→ AIM OF THE TASK
Find the word "screenshot" in the data. Return every line where it appears.

→ Rows from a dataset
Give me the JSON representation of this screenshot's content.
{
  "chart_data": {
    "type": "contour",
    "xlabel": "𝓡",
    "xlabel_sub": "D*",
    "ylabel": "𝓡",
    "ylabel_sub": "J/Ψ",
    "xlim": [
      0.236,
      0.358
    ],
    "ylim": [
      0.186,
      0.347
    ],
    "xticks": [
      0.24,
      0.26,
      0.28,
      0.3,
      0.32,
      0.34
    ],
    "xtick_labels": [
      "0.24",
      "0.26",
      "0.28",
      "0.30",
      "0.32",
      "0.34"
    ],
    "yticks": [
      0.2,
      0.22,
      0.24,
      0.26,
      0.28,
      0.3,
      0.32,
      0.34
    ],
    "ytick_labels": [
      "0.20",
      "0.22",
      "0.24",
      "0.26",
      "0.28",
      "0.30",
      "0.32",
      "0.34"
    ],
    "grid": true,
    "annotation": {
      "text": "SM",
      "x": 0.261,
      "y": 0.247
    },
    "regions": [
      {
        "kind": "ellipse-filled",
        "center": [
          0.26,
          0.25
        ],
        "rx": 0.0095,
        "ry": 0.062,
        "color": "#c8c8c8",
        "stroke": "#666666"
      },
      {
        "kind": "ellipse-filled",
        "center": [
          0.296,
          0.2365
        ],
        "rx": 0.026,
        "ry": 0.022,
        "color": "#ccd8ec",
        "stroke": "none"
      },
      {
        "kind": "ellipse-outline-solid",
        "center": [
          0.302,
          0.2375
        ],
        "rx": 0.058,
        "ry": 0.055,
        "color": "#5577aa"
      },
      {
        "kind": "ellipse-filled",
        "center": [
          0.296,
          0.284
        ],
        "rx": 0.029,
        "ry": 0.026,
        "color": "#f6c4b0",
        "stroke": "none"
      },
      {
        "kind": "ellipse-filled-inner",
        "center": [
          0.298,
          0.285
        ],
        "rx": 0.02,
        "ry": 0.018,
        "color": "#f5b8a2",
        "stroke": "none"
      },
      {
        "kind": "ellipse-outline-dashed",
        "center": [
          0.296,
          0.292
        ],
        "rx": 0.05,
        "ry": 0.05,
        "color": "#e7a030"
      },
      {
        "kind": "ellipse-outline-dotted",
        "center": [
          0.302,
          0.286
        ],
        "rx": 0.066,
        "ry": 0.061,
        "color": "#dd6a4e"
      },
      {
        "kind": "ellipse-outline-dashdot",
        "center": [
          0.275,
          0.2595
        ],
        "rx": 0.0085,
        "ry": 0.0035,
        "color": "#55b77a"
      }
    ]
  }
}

==

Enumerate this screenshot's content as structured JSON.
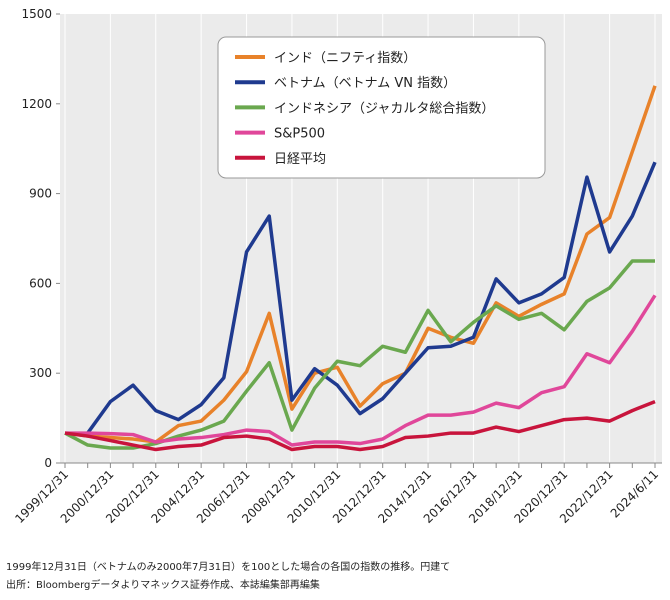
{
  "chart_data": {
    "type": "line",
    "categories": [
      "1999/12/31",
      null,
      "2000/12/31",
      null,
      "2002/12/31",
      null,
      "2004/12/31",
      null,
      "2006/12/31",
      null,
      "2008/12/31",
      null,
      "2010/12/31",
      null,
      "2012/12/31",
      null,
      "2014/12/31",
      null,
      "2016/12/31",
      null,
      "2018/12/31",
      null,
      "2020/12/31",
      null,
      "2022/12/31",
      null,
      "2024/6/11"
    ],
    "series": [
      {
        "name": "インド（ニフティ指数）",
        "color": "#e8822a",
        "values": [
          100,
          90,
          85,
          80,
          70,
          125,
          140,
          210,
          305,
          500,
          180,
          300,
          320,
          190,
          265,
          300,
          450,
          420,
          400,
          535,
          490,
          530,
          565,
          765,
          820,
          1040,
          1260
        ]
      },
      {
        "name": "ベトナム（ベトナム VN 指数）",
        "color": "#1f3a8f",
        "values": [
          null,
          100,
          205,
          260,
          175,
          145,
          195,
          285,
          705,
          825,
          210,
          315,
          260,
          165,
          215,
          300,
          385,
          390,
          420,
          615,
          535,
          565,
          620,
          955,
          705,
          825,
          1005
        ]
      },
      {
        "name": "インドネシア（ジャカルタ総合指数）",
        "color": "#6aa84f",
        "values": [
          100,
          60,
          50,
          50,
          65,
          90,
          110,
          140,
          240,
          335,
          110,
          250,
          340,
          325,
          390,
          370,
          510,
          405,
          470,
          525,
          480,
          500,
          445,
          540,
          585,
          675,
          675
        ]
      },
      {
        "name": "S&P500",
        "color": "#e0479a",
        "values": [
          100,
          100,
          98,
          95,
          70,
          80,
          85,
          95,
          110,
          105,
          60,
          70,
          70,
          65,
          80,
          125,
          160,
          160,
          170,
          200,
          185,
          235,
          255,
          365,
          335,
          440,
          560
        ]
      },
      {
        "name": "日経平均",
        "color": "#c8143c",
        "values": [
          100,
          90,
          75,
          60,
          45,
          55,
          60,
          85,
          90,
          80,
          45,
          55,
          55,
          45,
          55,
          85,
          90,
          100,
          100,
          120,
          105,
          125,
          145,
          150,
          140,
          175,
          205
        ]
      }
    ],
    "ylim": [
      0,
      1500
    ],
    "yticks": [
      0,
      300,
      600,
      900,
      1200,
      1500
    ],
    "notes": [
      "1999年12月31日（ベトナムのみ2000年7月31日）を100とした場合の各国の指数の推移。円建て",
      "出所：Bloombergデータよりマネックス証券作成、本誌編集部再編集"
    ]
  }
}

→ FINAL RESULT
Give me the JSON representation of this screenshot's content.
Enumerate this screenshot's content as structured JSON.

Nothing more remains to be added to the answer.